■ **Stated problem**
Copy out the lines that include the word "source".

■ **Figure record extracts**

• • • • • • •

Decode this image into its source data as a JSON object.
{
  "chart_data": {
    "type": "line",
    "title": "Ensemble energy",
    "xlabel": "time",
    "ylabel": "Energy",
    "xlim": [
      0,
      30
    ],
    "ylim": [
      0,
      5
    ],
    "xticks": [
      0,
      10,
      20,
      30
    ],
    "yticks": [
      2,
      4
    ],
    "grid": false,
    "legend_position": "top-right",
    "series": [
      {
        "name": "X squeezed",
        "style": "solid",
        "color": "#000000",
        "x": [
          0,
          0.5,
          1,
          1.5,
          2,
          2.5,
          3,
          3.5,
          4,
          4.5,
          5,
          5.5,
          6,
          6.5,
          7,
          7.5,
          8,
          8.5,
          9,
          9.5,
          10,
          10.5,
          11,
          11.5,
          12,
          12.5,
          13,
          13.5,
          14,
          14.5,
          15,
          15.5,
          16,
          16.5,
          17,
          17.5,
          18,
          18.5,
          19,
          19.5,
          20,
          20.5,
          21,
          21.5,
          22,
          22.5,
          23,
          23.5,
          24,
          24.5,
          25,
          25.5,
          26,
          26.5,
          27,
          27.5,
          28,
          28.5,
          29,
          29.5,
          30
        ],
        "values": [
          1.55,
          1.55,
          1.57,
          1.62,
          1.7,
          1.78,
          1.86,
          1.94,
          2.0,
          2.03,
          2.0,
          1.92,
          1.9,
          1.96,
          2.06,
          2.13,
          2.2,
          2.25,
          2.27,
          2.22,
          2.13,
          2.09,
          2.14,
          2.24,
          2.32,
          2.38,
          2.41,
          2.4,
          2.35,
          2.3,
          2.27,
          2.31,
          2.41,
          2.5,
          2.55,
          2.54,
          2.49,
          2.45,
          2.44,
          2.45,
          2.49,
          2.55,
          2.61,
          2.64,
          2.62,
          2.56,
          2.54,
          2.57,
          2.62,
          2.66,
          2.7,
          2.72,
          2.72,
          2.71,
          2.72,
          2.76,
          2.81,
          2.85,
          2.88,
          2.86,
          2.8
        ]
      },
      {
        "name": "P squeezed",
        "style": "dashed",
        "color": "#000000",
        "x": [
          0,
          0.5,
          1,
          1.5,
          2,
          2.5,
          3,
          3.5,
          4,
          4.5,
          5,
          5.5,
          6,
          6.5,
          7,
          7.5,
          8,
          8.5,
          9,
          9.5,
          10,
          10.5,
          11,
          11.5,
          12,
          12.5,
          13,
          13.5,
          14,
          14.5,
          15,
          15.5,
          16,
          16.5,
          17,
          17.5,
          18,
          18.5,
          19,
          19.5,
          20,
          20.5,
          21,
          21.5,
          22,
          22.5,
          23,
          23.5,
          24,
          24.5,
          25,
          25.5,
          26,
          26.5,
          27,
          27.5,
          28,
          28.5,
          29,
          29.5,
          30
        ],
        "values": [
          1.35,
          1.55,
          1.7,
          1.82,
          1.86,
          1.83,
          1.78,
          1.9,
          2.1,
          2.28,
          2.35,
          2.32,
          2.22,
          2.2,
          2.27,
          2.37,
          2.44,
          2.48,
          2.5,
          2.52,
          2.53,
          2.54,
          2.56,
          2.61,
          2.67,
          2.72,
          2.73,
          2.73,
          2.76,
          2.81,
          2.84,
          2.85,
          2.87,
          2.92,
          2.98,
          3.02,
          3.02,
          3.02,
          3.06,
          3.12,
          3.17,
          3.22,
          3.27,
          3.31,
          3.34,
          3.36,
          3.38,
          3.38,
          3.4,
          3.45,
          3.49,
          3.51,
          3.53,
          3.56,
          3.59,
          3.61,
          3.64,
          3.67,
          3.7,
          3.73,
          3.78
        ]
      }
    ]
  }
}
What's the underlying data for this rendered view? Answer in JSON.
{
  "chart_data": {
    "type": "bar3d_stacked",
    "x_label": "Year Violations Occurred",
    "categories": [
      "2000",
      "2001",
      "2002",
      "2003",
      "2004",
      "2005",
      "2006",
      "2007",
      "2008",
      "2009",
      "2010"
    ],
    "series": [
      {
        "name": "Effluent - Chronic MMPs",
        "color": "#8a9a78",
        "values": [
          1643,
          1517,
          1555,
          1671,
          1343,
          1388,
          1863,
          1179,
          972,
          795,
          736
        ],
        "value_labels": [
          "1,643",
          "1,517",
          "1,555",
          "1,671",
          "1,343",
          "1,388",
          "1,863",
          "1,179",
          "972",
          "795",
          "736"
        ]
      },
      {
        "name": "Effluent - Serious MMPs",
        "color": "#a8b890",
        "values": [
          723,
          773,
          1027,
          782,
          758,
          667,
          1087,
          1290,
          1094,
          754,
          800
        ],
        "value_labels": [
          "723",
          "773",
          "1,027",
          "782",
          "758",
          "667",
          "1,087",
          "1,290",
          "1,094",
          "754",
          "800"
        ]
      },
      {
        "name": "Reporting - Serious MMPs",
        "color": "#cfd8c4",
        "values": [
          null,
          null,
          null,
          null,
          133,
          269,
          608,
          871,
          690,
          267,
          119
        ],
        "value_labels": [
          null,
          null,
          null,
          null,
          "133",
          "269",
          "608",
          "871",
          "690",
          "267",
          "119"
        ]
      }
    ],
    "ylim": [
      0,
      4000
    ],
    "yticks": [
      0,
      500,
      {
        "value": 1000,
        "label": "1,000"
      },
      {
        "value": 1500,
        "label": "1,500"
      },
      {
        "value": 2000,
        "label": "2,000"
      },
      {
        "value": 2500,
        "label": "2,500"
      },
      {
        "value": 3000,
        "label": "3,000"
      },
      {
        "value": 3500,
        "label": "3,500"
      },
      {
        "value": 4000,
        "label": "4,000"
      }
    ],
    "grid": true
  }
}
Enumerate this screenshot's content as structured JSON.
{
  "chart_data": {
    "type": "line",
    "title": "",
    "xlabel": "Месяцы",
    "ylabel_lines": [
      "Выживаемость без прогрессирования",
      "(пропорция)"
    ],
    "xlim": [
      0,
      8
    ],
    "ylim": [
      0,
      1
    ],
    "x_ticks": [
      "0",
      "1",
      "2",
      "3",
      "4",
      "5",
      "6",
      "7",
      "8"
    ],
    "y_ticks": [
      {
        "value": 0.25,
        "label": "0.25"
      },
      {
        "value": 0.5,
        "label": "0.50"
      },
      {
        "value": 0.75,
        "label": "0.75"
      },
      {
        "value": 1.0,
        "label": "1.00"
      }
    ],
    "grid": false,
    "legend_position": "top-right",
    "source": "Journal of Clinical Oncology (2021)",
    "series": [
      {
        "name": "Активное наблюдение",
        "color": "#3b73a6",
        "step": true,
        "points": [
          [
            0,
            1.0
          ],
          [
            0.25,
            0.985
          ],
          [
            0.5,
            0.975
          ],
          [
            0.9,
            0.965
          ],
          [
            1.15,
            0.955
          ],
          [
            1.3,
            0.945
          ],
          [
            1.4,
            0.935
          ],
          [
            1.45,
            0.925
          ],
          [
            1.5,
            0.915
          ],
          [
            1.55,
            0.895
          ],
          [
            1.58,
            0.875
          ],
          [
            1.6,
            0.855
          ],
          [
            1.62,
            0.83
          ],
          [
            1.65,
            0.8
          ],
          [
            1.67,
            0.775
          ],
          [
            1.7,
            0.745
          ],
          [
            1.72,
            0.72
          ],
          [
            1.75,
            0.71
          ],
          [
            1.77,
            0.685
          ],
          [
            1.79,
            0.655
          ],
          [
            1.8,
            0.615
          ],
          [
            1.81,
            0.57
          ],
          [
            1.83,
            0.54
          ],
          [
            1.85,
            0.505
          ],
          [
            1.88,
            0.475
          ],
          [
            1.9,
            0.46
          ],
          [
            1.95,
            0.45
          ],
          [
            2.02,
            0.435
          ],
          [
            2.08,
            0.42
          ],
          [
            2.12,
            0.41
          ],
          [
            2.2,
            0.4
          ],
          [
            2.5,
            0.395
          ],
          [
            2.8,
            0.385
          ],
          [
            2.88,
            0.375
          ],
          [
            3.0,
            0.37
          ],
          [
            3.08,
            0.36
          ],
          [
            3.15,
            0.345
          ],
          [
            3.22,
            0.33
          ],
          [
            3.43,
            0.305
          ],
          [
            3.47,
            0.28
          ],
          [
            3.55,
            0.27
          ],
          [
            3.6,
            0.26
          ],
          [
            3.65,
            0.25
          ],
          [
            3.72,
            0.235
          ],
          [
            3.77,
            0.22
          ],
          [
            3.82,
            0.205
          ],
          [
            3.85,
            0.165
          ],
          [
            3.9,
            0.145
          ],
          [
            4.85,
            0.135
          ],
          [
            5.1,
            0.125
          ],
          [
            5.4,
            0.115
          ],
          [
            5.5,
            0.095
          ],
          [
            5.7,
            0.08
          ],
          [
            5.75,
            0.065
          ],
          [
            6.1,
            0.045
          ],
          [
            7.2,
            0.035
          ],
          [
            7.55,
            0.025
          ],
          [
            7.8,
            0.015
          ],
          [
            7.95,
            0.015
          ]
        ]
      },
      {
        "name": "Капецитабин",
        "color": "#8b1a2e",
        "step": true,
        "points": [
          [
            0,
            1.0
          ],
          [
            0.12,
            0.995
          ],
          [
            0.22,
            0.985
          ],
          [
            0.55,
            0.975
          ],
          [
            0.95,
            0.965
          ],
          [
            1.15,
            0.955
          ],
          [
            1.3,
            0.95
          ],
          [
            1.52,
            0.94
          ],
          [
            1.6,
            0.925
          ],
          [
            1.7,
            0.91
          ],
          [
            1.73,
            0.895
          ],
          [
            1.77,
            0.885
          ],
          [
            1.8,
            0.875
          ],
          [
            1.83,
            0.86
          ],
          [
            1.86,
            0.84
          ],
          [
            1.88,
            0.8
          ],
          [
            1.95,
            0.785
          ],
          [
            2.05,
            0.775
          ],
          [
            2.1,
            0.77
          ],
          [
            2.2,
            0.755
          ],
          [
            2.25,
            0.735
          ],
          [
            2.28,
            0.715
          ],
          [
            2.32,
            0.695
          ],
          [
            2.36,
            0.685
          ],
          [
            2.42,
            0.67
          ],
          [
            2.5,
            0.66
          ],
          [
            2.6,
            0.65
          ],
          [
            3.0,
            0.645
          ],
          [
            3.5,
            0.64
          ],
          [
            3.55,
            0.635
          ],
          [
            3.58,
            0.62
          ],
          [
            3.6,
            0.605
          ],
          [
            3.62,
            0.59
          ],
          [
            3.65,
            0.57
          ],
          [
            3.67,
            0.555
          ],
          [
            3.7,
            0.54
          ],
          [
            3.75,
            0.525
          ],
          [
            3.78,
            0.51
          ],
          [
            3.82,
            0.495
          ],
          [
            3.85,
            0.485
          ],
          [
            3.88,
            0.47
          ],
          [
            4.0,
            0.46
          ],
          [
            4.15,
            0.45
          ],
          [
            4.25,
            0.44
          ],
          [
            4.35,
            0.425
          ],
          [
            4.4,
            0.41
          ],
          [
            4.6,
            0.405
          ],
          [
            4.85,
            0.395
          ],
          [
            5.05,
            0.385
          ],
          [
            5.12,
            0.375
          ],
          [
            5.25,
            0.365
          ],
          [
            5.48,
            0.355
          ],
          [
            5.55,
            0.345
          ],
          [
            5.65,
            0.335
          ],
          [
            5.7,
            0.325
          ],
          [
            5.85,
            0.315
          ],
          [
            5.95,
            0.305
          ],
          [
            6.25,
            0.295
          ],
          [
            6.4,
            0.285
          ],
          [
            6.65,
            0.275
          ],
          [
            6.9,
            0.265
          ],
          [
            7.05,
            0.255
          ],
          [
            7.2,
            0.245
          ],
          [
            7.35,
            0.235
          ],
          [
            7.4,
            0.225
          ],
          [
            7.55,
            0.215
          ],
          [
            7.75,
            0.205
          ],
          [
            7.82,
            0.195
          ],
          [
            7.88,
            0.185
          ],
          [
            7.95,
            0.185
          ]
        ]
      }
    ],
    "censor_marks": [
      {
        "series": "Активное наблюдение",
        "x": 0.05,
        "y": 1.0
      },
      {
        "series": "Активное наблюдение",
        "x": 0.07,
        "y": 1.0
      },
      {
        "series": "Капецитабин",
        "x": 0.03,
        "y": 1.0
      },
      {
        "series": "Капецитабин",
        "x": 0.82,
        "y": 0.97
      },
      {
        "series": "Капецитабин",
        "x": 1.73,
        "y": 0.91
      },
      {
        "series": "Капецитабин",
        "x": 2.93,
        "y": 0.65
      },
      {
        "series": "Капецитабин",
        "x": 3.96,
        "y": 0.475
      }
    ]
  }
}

• • • • • • •

■ **Answer to the problem**
Decode this image into its source data as a JSON object.
    "source": "Journal of Clinical Oncology (2021)",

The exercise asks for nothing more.